[PASSAGE TO READ — start]
The Mantra of Light, alternatively (光明真言, pinyin: guāngmíng zhēnyán, rōmaji: kōmyō shingon; Sanskrit: prabhāsa-mantra), alternatively (毗盧遮那如來所說不空大灌頂光真言, pinyin: pílúzhēnà rúlái ruǒshuō bukōng dà guàndǐng guāng zhēnyán) is a Buddhist mantra. In both Chinese Buddhism and Japanese Buddhism, the mantra is associated with both the Buddha Vairocana as well as the Bodhisattva Amoghapāśa. The mantra also has various other names including the Mantra of the Light of Great Consecration (Ch: 大灌頂光真言), Mantra of Amoghapāśa (Unfailing Noose), Heart essence of Amoghapāśa (skt. amoghapāśahṛdaya) and Unfailing King (Amogharāja).'

The mantra is found in the Amoghapāśa-kalparāja-sūtra (Chinese translation at Taisho no. 1092 and Korean Buddhist Canon no. K.287, translated by Bodhiruci) as well as in the Sutra of the Mantra of the Unfailing Rope Snare of the Buddha Vairocana's Great Baptism (不空羂索毘盧遮那佛大灌頂光真言一卷, Taisho no. 1002) and is associated with both the Buddha Vairocana and the deity Amoghapāśa (lit. "Unfailing Rope"), a form of Avalokiteshvara. It is also the mantra associated with the consecration (abhiseka) of Amoghapāśa by myriad Buddhas (hence its name as "mantra for the mudrā consecration" in the Tibetan version of the text).
[PASSAGE TO READ — finish]
* **EXERCISE**: Please copy the part of the passage on the Mantra of Light that opens with the words containing "The mantra is found" and closes with "of the text).", word for word.
[EXTRACTED RECORDS — start]
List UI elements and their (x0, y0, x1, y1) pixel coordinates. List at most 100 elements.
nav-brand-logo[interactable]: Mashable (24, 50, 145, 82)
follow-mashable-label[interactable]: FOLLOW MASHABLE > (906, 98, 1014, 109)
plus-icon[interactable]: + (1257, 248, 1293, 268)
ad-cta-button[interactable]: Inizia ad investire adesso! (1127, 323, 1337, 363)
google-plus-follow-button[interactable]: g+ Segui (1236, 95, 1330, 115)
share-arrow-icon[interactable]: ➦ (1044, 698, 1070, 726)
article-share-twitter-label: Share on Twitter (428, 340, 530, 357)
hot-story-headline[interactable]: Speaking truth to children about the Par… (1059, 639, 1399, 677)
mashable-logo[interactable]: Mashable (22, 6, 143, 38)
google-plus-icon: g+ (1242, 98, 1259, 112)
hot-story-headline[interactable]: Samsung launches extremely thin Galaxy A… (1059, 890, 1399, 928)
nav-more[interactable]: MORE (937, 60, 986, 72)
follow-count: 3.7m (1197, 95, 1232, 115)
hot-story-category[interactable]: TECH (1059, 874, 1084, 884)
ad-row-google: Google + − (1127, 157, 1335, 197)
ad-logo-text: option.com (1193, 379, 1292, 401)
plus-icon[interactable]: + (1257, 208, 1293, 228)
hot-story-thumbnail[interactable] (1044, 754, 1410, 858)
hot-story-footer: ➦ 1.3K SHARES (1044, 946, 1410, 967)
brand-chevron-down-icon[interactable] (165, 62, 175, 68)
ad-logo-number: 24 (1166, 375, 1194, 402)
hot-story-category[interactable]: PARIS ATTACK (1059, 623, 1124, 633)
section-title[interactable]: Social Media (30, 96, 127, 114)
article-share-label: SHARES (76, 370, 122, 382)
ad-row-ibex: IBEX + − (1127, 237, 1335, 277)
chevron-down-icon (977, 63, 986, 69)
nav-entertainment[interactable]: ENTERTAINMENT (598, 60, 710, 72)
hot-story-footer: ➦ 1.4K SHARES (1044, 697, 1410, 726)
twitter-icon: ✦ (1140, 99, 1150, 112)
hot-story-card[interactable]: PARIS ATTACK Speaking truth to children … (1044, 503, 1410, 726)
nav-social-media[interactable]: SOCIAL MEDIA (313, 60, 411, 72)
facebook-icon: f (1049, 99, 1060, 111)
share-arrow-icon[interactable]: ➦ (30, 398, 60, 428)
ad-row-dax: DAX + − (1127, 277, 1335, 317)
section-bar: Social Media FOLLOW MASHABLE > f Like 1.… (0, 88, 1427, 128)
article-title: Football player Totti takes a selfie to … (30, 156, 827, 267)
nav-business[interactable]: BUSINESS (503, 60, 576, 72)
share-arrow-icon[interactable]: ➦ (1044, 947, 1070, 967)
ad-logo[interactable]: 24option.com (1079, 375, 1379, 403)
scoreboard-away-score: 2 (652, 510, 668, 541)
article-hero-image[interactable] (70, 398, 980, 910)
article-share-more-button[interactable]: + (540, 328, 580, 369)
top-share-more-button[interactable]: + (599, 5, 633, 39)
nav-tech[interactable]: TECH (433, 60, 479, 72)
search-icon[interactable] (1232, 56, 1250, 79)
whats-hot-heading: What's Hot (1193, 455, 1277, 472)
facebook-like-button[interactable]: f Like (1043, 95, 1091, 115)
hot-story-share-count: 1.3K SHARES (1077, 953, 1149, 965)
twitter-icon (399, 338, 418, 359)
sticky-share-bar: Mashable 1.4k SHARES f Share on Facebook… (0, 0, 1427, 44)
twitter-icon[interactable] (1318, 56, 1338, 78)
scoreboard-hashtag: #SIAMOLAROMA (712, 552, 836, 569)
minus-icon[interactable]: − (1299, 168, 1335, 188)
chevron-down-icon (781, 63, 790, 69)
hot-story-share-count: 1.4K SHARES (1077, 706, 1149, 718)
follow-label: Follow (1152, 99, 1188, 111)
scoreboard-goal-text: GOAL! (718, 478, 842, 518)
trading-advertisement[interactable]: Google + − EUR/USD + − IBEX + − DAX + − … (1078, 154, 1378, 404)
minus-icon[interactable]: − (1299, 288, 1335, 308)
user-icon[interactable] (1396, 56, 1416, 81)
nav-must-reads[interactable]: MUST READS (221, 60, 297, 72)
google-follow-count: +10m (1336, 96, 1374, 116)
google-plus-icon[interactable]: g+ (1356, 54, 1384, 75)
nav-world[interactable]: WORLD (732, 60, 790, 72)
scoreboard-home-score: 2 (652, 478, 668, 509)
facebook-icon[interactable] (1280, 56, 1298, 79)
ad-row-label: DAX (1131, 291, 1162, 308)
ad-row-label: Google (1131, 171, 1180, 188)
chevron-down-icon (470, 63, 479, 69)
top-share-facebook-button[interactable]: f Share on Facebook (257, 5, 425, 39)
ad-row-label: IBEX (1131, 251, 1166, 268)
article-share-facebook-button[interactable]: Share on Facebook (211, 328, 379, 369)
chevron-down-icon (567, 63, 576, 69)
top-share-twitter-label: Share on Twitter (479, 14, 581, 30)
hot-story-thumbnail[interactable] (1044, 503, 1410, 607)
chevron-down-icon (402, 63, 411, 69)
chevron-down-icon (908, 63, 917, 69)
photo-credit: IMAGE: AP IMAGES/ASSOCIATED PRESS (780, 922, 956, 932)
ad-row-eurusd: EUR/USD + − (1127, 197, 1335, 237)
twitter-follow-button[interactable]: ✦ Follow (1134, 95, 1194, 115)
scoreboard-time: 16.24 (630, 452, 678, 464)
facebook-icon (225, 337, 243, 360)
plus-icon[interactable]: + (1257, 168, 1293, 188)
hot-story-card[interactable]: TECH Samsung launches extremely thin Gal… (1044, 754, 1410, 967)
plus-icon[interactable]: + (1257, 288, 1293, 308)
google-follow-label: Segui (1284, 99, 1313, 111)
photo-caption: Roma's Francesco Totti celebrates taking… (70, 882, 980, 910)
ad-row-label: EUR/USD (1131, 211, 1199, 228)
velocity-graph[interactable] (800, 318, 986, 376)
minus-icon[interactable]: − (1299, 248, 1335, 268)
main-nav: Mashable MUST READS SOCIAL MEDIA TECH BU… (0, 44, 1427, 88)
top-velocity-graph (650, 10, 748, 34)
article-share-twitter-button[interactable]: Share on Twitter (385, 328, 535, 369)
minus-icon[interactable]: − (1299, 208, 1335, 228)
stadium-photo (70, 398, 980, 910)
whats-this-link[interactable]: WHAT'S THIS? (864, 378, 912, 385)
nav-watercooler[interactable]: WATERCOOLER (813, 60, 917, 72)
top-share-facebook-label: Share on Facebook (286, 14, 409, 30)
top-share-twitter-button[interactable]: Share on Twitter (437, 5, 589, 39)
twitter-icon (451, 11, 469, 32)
[EXTRACTED RECORDS — finish]
* **FINISHED TASK**:
The mantra is found in the Amoghapāśa-kalparāja-sūtra (Chinese translation at Taisho no. 1092 and Korean Buddhist Canon no. K.287, translated by Bodhiruci) as well as in the Sutra of the Mantra of the Unfailing Rope Snare of the Buddha Vairocana's Great Baptism (不空羂索毘盧遮那佛大灌頂光真言一卷, Taisho no. 1002) and is associated with both the Buddha Vairocana and the deity Amoghapāśa (lit. "Unfailing Rope"), a form of Avalokiteshvara. It is also the mantra associated with the consecration (abhiseka) of Amoghapāśa by myriad Buddhas (hence its name as "mantra for the mudrā consecration" in the Tibetan version of the text).